**INSTRUCTION:** Please switch "母线指向线路" to "线路指向母线" in the lines between the one holding "Enumerate the UI" and the one holding "heading-1-2-2: 1.2.2 反应电气元件内部故障与外部故障（及正常运行）时两端所测", inclusive. Return only those lines, with everything else left unchanged.

**ENTRIES PROVIDED:**
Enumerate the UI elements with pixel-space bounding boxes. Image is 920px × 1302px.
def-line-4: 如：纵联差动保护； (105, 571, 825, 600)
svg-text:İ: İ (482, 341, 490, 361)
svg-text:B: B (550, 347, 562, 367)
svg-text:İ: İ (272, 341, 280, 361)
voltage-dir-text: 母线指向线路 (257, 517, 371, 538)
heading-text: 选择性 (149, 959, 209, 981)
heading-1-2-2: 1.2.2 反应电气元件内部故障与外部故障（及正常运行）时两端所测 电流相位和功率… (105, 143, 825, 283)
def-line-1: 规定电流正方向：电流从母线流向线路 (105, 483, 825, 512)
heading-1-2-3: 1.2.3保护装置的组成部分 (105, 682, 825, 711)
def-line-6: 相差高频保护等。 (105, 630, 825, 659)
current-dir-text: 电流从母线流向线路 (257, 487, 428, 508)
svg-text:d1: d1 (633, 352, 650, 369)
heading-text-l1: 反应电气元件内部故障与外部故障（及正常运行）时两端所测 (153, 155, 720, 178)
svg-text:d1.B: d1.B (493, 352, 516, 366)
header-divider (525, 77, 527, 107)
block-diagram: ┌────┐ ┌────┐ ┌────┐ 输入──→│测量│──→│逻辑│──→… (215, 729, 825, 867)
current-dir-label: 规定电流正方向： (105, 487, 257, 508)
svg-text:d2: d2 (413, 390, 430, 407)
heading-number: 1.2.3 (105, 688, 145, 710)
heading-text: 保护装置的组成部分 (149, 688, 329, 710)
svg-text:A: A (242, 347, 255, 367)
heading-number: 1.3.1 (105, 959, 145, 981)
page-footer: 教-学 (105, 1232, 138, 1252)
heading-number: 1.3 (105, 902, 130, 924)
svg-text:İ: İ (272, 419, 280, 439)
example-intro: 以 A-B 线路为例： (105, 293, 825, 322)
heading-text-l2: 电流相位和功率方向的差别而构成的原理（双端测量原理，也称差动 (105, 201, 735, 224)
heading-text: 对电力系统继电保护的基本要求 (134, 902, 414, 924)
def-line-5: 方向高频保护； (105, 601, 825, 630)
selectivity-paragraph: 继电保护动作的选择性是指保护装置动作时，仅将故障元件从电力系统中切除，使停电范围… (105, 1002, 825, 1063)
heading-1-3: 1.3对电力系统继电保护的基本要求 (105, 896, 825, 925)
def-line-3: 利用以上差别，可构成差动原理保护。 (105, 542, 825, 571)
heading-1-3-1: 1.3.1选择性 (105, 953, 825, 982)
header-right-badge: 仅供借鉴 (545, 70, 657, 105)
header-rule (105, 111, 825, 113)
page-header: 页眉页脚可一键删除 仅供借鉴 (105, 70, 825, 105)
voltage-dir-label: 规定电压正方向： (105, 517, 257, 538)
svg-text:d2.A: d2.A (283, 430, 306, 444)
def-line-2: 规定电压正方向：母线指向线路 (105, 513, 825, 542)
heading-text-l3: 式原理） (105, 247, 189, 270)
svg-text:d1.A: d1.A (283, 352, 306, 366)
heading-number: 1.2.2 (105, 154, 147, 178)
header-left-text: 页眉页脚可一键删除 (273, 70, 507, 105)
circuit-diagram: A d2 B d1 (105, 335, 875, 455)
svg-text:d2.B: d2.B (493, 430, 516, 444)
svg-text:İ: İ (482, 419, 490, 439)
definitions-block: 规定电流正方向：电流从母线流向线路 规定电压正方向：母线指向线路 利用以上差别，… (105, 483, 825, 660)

* * *

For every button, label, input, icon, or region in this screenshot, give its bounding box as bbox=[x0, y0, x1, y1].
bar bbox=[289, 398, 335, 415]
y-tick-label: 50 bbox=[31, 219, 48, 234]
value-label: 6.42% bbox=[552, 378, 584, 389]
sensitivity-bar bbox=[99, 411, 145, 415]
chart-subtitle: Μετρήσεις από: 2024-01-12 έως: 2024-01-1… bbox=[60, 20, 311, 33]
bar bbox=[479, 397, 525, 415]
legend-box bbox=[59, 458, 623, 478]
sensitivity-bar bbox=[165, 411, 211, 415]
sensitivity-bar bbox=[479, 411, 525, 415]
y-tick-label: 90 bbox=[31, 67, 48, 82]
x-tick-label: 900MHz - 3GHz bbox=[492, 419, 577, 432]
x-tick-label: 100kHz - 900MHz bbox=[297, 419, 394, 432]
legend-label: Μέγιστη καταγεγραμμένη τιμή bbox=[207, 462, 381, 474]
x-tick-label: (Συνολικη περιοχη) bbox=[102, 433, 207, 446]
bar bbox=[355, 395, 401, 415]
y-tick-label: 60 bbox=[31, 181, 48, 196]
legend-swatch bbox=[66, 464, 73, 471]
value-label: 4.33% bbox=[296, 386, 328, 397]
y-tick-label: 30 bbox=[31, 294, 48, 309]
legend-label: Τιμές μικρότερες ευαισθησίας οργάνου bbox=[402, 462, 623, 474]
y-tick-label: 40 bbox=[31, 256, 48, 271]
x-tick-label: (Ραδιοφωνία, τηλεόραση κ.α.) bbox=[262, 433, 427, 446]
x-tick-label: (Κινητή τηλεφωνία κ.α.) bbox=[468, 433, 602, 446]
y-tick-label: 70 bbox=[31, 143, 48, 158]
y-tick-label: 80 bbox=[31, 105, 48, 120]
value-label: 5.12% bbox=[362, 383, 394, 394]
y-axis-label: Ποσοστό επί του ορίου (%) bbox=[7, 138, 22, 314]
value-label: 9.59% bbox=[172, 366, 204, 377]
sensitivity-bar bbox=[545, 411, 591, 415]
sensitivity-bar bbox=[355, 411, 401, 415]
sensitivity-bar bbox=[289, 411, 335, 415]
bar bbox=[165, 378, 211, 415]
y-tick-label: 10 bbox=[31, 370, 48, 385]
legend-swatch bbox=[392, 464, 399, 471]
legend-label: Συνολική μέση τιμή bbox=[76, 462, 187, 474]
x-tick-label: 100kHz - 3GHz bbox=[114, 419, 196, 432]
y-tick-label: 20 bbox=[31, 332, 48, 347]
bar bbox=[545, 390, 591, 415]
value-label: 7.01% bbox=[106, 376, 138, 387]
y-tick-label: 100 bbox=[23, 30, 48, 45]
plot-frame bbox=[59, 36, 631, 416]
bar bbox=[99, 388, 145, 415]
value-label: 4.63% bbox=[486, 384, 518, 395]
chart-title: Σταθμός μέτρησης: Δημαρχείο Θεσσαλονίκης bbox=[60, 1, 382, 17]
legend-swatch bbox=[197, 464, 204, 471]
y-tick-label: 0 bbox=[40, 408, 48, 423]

**SOLUTION FOR THIS EXERCISE:**
Enumerate the UI elements with pixel-space bounding boxes. Image is 920px × 1302px.
def-line-4: 如：纵联差动保护； (105, 571, 825, 600)
svg-text:İ: İ (482, 341, 490, 361)
svg-text:B: B (550, 347, 562, 367)
svg-text:İ: İ (272, 341, 280, 361)
voltage-dir-text: 线路指向母线 (257, 517, 371, 538)
heading-text: 选择性 (149, 959, 209, 981)
heading-1-2-2: 1.2.2 反应电气元件内部故障与外部故障（及正常运行）时两端所测 电流相位和功率… (105, 143, 825, 283)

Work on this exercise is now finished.